Give every line again exactly as it appears, please, but not the pictures.
════
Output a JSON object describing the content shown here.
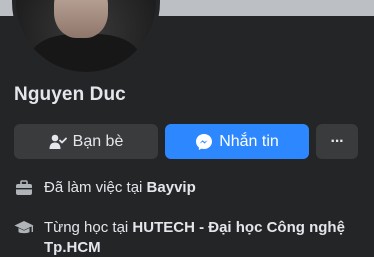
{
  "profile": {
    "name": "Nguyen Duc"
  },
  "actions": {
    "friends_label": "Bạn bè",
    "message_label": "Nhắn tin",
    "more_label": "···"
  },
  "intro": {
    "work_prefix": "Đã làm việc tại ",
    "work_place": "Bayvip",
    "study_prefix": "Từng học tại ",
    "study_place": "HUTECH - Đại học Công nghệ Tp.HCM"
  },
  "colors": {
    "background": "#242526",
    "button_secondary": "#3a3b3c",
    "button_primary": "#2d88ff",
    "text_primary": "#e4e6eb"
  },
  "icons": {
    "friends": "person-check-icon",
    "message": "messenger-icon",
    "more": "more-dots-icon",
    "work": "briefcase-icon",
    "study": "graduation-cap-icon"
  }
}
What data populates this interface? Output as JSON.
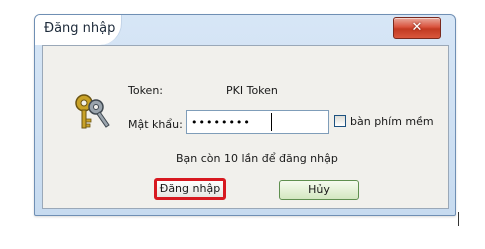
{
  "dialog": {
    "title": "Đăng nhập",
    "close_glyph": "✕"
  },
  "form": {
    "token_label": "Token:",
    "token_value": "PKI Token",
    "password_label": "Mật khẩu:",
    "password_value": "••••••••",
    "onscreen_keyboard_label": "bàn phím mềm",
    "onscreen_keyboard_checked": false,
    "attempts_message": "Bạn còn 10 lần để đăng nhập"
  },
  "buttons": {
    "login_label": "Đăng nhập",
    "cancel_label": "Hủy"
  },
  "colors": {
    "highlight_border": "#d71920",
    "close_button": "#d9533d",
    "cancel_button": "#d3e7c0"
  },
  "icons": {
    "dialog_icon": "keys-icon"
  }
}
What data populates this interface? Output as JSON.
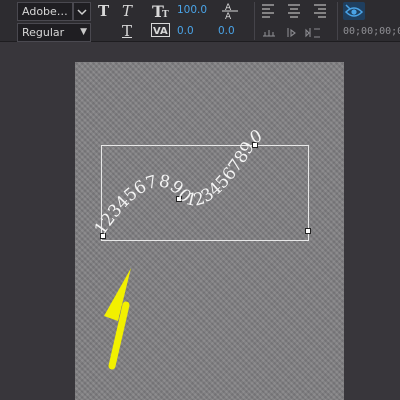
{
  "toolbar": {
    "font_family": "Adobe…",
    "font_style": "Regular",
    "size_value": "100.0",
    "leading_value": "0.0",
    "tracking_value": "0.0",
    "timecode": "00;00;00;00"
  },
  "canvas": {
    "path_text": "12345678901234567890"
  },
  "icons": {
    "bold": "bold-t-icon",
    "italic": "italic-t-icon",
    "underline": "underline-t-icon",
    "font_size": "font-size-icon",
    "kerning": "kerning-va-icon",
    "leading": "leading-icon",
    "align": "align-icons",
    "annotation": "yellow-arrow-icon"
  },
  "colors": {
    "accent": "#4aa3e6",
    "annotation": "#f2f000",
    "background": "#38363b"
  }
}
════
▶ [EXERCISE ANSWER]:
Output a JSON object describing the content shown here.
{
  "profile": {
    "name": "Nguyen Duc"
  },
  "actions": {
    "friends_label": "Bạn bè",
    "message_label": "Nhắn tin",
    "more_label": "···"
  },
  "intro": {
    "work_prefix": "Đã làm việc tại ",
    "work_place": "Bayvip",
    "study_prefix": "Từng học tại ",
    "study_place": "HUTECH - Đại học Công nghệ Tp.HCM"
  },
  "colors": {
    "background": "#242526",
    "button_secondary": "#3a3b3c",
    "button_primary": "#2d88ff",
    "text_primary": "#e4e6eb"
  },
  "icons": {
    "friends": "person-check-icon",
    "message": "messenger-icon",
    "more": "more-dots-icon",
    "work": "briefcase-icon",
    "study": "graduation-cap-icon"
  }
}
What data populates this interface? Output as JSON.
{
  "dialog": {
    "title": "Đăng nhập",
    "close_glyph": "✕"
  },
  "form": {
    "token_label": "Token:",
    "token_value": "PKI Token",
    "password_label": "Mật khẩu:",
    "password_value": "••••••••",
    "onscreen_keyboard_label": "bàn phím mềm",
    "onscreen_keyboard_checked": false,
    "attempts_message": "Bạn còn 10 lần để đăng nhập"
  },
  "buttons": {
    "login_label": "Đăng nhập",
    "cancel_label": "Hủy"
  },
  "colors": {
    "highlight_border": "#d71920",
    "close_button": "#d9533d",
    "cancel_button": "#d3e7c0"
  },
  "icons": {
    "dialog_icon": "keys-icon"
  }
}
What data populates this interface? Output as JSON.
{
  "toolbar": {
    "font_family": "Adobe…",
    "font_style": "Regular",
    "size_value": "100.0",
    "leading_value": "0.0",
    "tracking_value": "0.0",
    "timecode": "00;00;00;00"
  },
  "canvas": {
    "path_text": "12345678901234567890"
  },
  "icons": {
    "bold": "bold-t-icon",
    "italic": "italic-t-icon",
    "underline": "underline-t-icon",
    "font_size": "font-size-icon",
    "kerning": "kerning-va-icon",
    "leading": "leading-icon",
    "align": "align-icons",
    "annotation": "yellow-arrow-icon"
  },
  "colors": {
    "accent": "#4aa3e6",
    "annotation": "#f2f000",
    "background": "#38363b"
  }
}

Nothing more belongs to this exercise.